▶ _The problem_
Return all of the entries exactly, with nothing added or left out.

-- Source material start --

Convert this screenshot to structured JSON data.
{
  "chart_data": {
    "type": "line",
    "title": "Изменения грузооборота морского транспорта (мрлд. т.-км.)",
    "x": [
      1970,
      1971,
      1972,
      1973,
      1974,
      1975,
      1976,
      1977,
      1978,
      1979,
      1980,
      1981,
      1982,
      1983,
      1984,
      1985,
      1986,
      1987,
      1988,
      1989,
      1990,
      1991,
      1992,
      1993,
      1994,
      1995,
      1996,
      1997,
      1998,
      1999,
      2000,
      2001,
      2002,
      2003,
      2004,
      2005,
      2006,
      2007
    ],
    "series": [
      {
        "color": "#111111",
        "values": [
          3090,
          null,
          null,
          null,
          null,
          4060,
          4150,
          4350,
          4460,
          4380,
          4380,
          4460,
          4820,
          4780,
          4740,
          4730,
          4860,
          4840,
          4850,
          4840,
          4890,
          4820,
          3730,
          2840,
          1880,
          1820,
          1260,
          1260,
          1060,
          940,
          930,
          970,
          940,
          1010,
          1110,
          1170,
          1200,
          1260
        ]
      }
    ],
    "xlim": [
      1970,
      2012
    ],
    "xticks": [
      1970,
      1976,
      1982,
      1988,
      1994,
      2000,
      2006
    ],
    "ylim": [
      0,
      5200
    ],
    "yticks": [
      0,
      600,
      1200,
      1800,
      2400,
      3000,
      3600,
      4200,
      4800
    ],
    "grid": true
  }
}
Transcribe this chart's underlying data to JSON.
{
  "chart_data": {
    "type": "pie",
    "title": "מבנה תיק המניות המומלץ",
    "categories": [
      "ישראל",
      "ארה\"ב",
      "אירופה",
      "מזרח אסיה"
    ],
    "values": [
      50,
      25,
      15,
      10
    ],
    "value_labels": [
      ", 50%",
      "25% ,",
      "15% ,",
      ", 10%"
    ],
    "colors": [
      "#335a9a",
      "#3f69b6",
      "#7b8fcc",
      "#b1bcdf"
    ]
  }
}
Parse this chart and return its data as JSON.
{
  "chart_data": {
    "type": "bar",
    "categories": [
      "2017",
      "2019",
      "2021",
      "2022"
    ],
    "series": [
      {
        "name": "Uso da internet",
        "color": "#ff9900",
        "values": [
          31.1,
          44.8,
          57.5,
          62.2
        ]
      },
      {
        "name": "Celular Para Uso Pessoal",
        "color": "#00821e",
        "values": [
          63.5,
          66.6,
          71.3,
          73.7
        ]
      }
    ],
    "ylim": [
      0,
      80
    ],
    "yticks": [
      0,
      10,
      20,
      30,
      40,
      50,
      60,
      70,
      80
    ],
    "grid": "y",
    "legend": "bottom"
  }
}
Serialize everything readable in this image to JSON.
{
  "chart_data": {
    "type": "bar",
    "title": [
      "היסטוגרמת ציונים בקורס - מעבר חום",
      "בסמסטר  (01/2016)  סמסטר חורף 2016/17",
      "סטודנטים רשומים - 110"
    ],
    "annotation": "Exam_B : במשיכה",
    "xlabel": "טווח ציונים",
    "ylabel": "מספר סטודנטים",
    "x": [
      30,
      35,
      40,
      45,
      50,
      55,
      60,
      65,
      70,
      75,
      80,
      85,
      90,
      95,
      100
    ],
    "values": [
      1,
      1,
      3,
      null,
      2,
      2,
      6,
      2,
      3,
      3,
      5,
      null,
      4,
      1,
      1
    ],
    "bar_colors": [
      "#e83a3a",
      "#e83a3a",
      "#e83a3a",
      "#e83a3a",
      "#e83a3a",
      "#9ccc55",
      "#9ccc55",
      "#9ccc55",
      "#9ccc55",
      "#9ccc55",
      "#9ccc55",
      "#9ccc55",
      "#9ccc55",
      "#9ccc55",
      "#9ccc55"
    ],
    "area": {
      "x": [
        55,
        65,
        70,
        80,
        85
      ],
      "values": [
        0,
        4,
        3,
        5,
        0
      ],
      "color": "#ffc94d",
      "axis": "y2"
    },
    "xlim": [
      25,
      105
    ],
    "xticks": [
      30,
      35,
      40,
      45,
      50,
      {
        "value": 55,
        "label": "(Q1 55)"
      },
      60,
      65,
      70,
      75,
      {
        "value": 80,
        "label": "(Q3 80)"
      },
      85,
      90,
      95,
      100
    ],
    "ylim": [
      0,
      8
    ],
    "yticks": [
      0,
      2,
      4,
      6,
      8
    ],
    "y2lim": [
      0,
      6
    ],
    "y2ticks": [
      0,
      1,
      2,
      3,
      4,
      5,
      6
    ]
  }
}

-- Source material end --

▶ _Exercise response_
Convert this screenshot to structured JSON data.
{
  "chart_data": {
    "type": "line",
    "title": "Изменения грузооборота морского транспорта (мрлд. т.-км.)",
    "x": [
      1970,
      1971,
      1972,
      1973,
      1974,
      1975,
      1976,
      1977,
      1978,
      1979,
      1980,
      1981,
      1982,
      1983,
      1984,
      1985,
      1986,
      1987,
      1988,
      1989,
      1990,
      1991,
      1992,
      1993,
      1994,
      1995,
      1996,
      1997,
      1998,
      1999,
      2000,
      2001,
      2002,
      2003,
      2004,
      2005,
      2006,
      2007
    ],
    "series": [
      {
        "color": "#111111",
        "values": [
          3090,
          null,
          null,
          null,
          null,
          4060,
          4150,
          4350,
          4460,
          4380,
          4380,
          4460,
          4820,
          4780,
          4740,
          4730,
          4860,
          4840,
          4850,
          4840,
          4890,
          4820,
          3730,
          2840,
          1880,
          1820,
          1260,
          1260,
          1060,
          940,
          930,
          970,
          940,
          1010,
          1110,
          1170,
          1200,
          1260
        ]
      }
    ],
    "xlim": [
      1970,
      2012
    ],
    "xticks": [
      1970,
      1976,
      1982,
      1988,
      1994,
      2000,
      2006
    ],
    "ylim": [
      0,
      5200
    ],
    "yticks": [
      0,
      600,
      1200,
      1800,
      2400,
      3000,
      3600,
      4200,
      4800
    ],
    "grid": true
  }
}
Transcribe this chart's underlying data to JSON.
{
  "chart_data": {
    "type": "pie",
    "title": "מבנה תיק המניות המומלץ",
    "categories": [
      "ישראל",
      "ארה\"ב",
      "אירופה",
      "מזרח אסיה"
    ],
    "values": [
      50,
      25,
      15,
      10
    ],
    "value_labels": [
      ", 50%",
      "25% ,",
      "15% ,",
      ", 10%"
    ],
    "colors": [
      "#335a9a",
      "#3f69b6",
      "#7b8fcc",
      "#b1bcdf"
    ]
  }
}
Parse this chart and return its data as JSON.
{
  "chart_data": {
    "type": "bar",
    "categories": [
      "2017",
      "2019",
      "2021",
      "2022"
    ],
    "series": [
      {
        "name": "Uso da internet",
        "color": "#ff9900",
        "values": [
          31.1,
          44.8,
          57.5,
          62.2
        ]
      },
      {
        "name": "Celular Para Uso Pessoal",
        "color": "#00821e",
        "values": [
          63.5,
          66.6,
          71.3,
          73.7
        ]
      }
    ],
    "ylim": [
      0,
      80
    ],
    "yticks": [
      0,
      10,
      20,
      30,
      40,
      50,
      60,
      70,
      80
    ],
    "grid": "y",
    "legend": "bottom"
  }
}
Serialize everything readable in this image to JSON.
{
  "chart_data": {
    "type": "bar",
    "title": [
      "היסטוגרמת ציונים בקורס - מעבר חום",
      "בסמסטר  (01/2016)  סמסטר חורף 2016/17",
      "סטודנטים רשומים - 110"
    ],
    "annotation": "Exam_B : במשיכה",
    "xlabel": "טווח ציונים",
    "ylabel": "מספר סטודנטים",
    "x": [
      30,
      35,
      40,
      45,
      50,
      55,
      60,
      65,
      70,
      75,
      80,
      85,
      90,
      95,
      100
    ],
    "values": [
      1,
      1,
      3,
      null,
      2,
      2,
      6,
      2,
      3,
      3,
      5,
      null,
      4,
      1,
      1
    ],
    "bar_colors": [
      "#e83a3a",
      "#e83a3a",
      "#e83a3a",
      "#e83a3a",
      "#e83a3a",
      "#9ccc55",
      "#9ccc55",
      "#9ccc55",
      "#9ccc55",
      "#9ccc55",
      "#9ccc55",
      "#9ccc55",
      "#9ccc55",
      "#9ccc55",
      "#9ccc55"
    ],
    "area": {
      "x": [
        55,
        65,
        70,
        80,
        85
      ],
      "values": [
        0,
        4,
        3,
        5,
        0
      ],
      "color": "#ffc94d",
      "axis": "y2"
    },
    "xlim": [
      25,
      105
    ],
    "xticks": [
      30,
      35,
      40,
      45,
      50,
      {
        "value": 55,
        "label": "(Q1 55)"
      },
      60,
      65,
      70,
      75,
      {
        "value": 80,
        "label": "(Q3 80)"
      },
      85,
      90,
      95,
      100
    ],
    "ylim": [
      0,
      8
    ],
    "yticks": [
      0,
      2,
      4,
      6,
      8
    ],
    "y2lim": [
      0,
      6
    ],
    "y2ticks": [
      0,
      1,
      2,
      3,
      4,
      5,
      6
    ]
  }
}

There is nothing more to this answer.